◆ Written task ◆
Write the listing below out again exactly, dropping the images.

◆ Data section ◆
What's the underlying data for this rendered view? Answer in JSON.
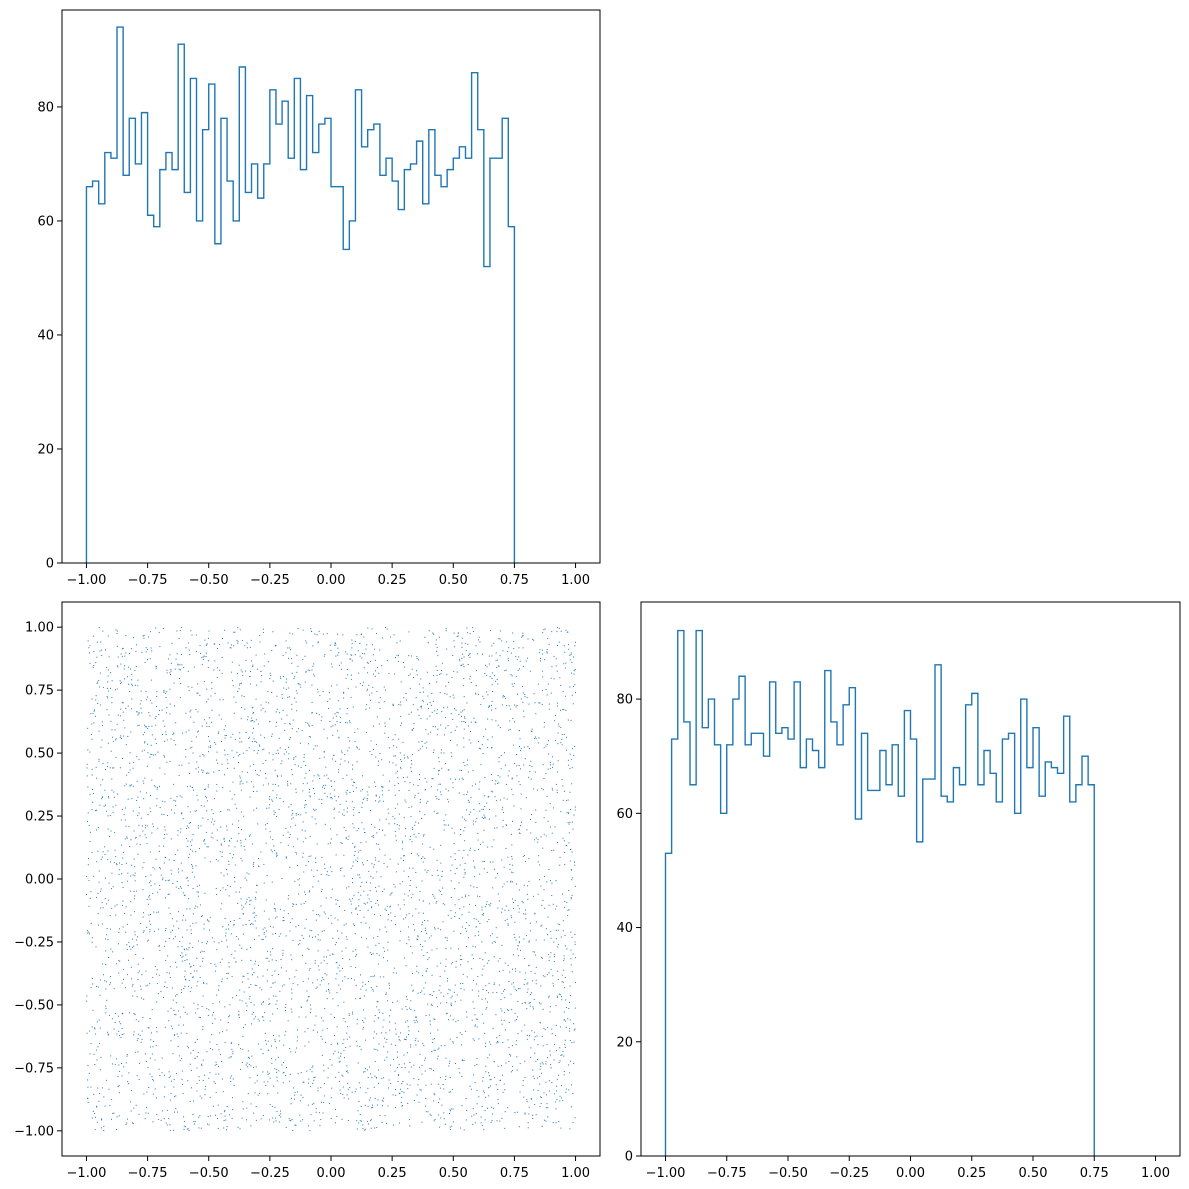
{
  "chart_data": [
    {
      "id": "x-hist",
      "type": "histogram",
      "histtype": "step",
      "bin_start": -1.0,
      "bin_width": 0.025,
      "counts": [
        66,
        67,
        63,
        72,
        71,
        94,
        68,
        78,
        70,
        79,
        61,
        59,
        69,
        72,
        69,
        91,
        65,
        85,
        60,
        76,
        84,
        56,
        78,
        67,
        60,
        87,
        65,
        70,
        64,
        70,
        83,
        77,
        81,
        71,
        85,
        69,
        82,
        72,
        77,
        78,
        66,
        66,
        55,
        60,
        83,
        73,
        76,
        77,
        68,
        71,
        67,
        62,
        69,
        70,
        74,
        63,
        76,
        68,
        66,
        69,
        71,
        73,
        71,
        86,
        76,
        52,
        71,
        71,
        78,
        59
      ],
      "xlim": [
        -1.1,
        1.1
      ],
      "ylim": [
        0,
        97
      ],
      "xticks": [
        -1.0,
        -0.75,
        -0.5,
        -0.25,
        0.0,
        0.25,
        0.5,
        0.75,
        1.0
      ],
      "xtick_labels": [
        "−1.00",
        "−0.75",
        "−0.50",
        "−0.25",
        "0.00",
        "0.25",
        "0.50",
        "0.75",
        "1.00"
      ],
      "yticks": [
        0,
        20,
        40,
        60,
        80
      ],
      "ytick_labels": [
        "0",
        "20",
        "40",
        "60",
        "80"
      ],
      "color": "#1f77b4"
    },
    {
      "id": "scatter",
      "type": "scatter",
      "n_points": 5000,
      "x_range": [
        -1.0,
        1.0
      ],
      "y_range": [
        -1.0,
        1.0
      ],
      "xlim": [
        -1.1,
        1.1
      ],
      "ylim": [
        -1.1,
        1.1
      ],
      "xticks": [
        -1.0,
        -0.75,
        -0.5,
        -0.25,
        0.0,
        0.25,
        0.5,
        0.75,
        1.0
      ],
      "xtick_labels": [
        "−1.00",
        "−0.75",
        "−0.50",
        "−0.25",
        "0.00",
        "0.25",
        "0.50",
        "0.75",
        "1.00"
      ],
      "yticks": [
        -1.0,
        -0.75,
        -0.5,
        -0.25,
        0.0,
        0.25,
        0.5,
        0.75,
        1.0
      ],
      "ytick_labels": [
        "−1.00",
        "−0.75",
        "−0.50",
        "−0.25",
        "0.00",
        "0.25",
        "0.50",
        "0.75",
        "1.00"
      ],
      "color": "#1f77b4"
    },
    {
      "id": "y-hist",
      "type": "histogram",
      "histtype": "step",
      "bin_start": -1.0,
      "bin_width": 0.025,
      "counts": [
        53,
        73,
        92,
        76,
        65,
        92,
        75,
        80,
        72,
        60,
        72,
        80,
        84,
        72,
        74,
        74,
        70,
        83,
        74,
        75,
        73,
        83,
        68,
        73,
        71,
        68,
        85,
        76,
        72,
        79,
        82,
        59,
        74,
        64,
        64,
        71,
        65,
        72,
        63,
        78,
        73,
        55,
        66,
        66,
        86,
        63,
        62,
        68,
        65,
        79,
        81,
        65,
        71,
        67,
        62,
        73,
        74,
        60,
        80,
        68,
        75,
        63,
        69,
        68,
        67,
        77,
        62,
        65,
        70,
        65
      ],
      "xlim": [
        -1.1,
        1.1
      ],
      "ylim": [
        0,
        97
      ],
      "xticks": [
        -1.0,
        -0.75,
        -0.5,
        -0.25,
        0.0,
        0.25,
        0.5,
        0.75,
        1.0
      ],
      "xtick_labels": [
        "−1.00",
        "−0.75",
        "−0.50",
        "−0.25",
        "0.00",
        "0.25",
        "0.50",
        "0.75",
        "1.00"
      ],
      "yticks": [
        0,
        20,
        40,
        60,
        80
      ],
      "ytick_labels": [
        "0",
        "20",
        "40",
        "60",
        "80"
      ],
      "color": "#1f77b4"
    }
  ]
}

◆ Exercise result ◆
What's the underlying data for this rendered view? Answer in JSON.
{
  "chart_data": [
    {
      "id": "x-hist",
      "type": "histogram",
      "histtype": "step",
      "bin_start": -1.0,
      "bin_width": 0.025,
      "counts": [
        66,
        67,
        63,
        72,
        71,
        94,
        68,
        78,
        70,
        79,
        61,
        59,
        69,
        72,
        69,
        91,
        65,
        85,
        60,
        76,
        84,
        56,
        78,
        67,
        60,
        87,
        65,
        70,
        64,
        70,
        83,
        77,
        81,
        71,
        85,
        69,
        82,
        72,
        77,
        78,
        66,
        66,
        55,
        60,
        83,
        73,
        76,
        77,
        68,
        71,
        67,
        62,
        69,
        70,
        74,
        63,
        76,
        68,
        66,
        69,
        71,
        73,
        71,
        86,
        76,
        52,
        71,
        71,
        78,
        59
      ],
      "xlim": [
        -1.1,
        1.1
      ],
      "ylim": [
        0,
        97
      ],
      "xticks": [
        -1.0,
        -0.75,
        -0.5,
        -0.25,
        0.0,
        0.25,
        0.5,
        0.75,
        1.0
      ],
      "xtick_labels": [
        "−1.00",
        "−0.75",
        "−0.50",
        "−0.25",
        "0.00",
        "0.25",
        "0.50",
        "0.75",
        "1.00"
      ],
      "yticks": [
        0,
        20,
        40,
        60,
        80
      ],
      "ytick_labels": [
        "0",
        "20",
        "40",
        "60",
        "80"
      ],
      "color": "#1f77b4"
    },
    {
      "id": "scatter",
      "type": "scatter",
      "n_points": 5000,
      "x_range": [
        -1.0,
        1.0
      ],
      "y_range": [
        -1.0,
        1.0
      ],
      "xlim": [
        -1.1,
        1.1
      ],
      "ylim": [
        -1.1,
        1.1
      ],
      "xticks": [
        -1.0,
        -0.75,
        -0.5,
        -0.25,
        0.0,
        0.25,
        0.5,
        0.75,
        1.0
      ],
      "xtick_labels": [
        "−1.00",
        "−0.75",
        "−0.50",
        "−0.25",
        "0.00",
        "0.25",
        "0.50",
        "0.75",
        "1.00"
      ],
      "yticks": [
        -1.0,
        -0.75,
        -0.5,
        -0.25,
        0.0,
        0.25,
        0.5,
        0.75,
        1.0
      ],
      "ytick_labels": [
        "−1.00",
        "−0.75",
        "−0.50",
        "−0.25",
        "0.00",
        "0.25",
        "0.50",
        "0.75",
        "1.00"
      ],
      "color": "#1f77b4"
    },
    {
      "id": "y-hist",
      "type": "histogram",
      "histtype": "step",
      "bin_start": -1.0,
      "bin_width": 0.025,
      "counts": [
        53,
        73,
        92,
        76,
        65,
        92,
        75,
        80,
        72,
        60,
        72,
        80,
        84,
        72,
        74,
        74,
        70,
        83,
        74,
        75,
        73,
        83,
        68,
        73,
        71,
        68,
        85,
        76,
        72,
        79,
        82,
        59,
        74,
        64,
        64,
        71,
        65,
        72,
        63,
        78,
        73,
        55,
        66,
        66,
        86,
        63,
        62,
        68,
        65,
        79,
        81,
        65,
        71,
        67,
        62,
        73,
        74,
        60,
        80,
        68,
        75,
        63,
        69,
        68,
        67,
        77,
        62,
        65,
        70,
        65
      ],
      "xlim": [
        -1.1,
        1.1
      ],
      "ylim": [
        0,
        97
      ],
      "xticks": [
        -1.0,
        -0.75,
        -0.5,
        -0.25,
        0.0,
        0.25,
        0.5,
        0.75,
        1.0
      ],
      "xtick_labels": [
        "−1.00",
        "−0.75",
        "−0.50",
        "−0.25",
        "0.00",
        "0.25",
        "0.50",
        "0.75",
        "1.00"
      ],
      "yticks": [
        0,
        20,
        40,
        60,
        80
      ],
      "ytick_labels": [
        "0",
        "20",
        "40",
        "60",
        "80"
      ],
      "color": "#1f77b4"
    }
  ]
}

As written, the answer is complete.